Every line that contains the word "this" should be copied out.
-- START --
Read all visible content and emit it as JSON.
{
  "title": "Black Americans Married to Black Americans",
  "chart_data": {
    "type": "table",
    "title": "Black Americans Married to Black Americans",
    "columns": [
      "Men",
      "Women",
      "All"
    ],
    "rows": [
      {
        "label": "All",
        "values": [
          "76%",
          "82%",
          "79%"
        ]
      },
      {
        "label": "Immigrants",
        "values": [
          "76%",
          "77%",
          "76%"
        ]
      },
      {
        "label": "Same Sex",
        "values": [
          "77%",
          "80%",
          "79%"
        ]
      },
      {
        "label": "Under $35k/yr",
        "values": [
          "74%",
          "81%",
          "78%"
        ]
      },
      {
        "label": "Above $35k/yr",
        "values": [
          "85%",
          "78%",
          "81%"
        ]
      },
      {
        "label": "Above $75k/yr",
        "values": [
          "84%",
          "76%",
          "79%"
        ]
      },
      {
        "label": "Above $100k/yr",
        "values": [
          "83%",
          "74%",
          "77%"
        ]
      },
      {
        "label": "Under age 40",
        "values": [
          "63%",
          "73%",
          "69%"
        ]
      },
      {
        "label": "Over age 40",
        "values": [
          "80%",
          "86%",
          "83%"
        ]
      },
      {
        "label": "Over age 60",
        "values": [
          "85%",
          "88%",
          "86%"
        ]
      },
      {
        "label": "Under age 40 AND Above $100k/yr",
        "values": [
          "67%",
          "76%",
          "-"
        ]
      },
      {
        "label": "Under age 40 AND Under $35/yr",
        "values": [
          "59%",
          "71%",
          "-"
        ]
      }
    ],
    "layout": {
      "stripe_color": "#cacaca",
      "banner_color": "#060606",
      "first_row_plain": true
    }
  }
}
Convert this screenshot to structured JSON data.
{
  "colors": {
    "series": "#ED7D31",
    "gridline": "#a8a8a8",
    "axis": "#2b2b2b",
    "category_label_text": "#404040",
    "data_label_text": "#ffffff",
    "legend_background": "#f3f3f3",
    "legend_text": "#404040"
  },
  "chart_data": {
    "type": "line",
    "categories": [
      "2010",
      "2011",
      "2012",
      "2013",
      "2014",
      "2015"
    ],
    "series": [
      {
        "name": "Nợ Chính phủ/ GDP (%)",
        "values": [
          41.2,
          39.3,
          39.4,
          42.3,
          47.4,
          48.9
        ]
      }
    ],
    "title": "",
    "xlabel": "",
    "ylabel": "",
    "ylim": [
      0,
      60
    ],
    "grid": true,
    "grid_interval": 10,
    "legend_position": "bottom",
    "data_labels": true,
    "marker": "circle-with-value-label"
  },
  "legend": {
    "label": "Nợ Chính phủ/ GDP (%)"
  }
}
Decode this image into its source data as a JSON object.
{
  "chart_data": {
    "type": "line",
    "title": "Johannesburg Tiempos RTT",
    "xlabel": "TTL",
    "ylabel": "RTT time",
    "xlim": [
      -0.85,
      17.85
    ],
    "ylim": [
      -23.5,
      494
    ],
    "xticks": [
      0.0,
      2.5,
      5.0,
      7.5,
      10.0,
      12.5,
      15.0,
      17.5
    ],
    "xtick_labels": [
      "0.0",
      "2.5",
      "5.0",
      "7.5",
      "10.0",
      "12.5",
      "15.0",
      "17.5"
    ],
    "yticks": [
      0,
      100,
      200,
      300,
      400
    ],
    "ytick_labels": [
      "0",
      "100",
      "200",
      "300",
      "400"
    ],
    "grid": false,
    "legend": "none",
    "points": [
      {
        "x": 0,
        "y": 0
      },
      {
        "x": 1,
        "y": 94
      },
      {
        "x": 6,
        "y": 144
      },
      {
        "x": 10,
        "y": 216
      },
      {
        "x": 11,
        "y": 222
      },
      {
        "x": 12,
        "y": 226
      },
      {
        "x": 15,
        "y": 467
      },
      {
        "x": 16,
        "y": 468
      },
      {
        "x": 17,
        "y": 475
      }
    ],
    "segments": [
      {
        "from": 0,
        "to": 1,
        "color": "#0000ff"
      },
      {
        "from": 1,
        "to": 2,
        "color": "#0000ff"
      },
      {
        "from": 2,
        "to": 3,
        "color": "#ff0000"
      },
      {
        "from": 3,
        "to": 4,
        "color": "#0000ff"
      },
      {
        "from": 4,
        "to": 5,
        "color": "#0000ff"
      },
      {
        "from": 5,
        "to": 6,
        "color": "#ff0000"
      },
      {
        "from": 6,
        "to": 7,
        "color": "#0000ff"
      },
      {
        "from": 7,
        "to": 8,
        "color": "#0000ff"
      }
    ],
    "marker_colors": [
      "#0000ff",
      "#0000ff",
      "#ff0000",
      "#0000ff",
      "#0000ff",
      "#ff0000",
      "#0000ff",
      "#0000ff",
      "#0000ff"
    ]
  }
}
-- END --
— Complete output —
Convert this screenshot to structured JSON data.
Decode this image into its source data as a JSON object.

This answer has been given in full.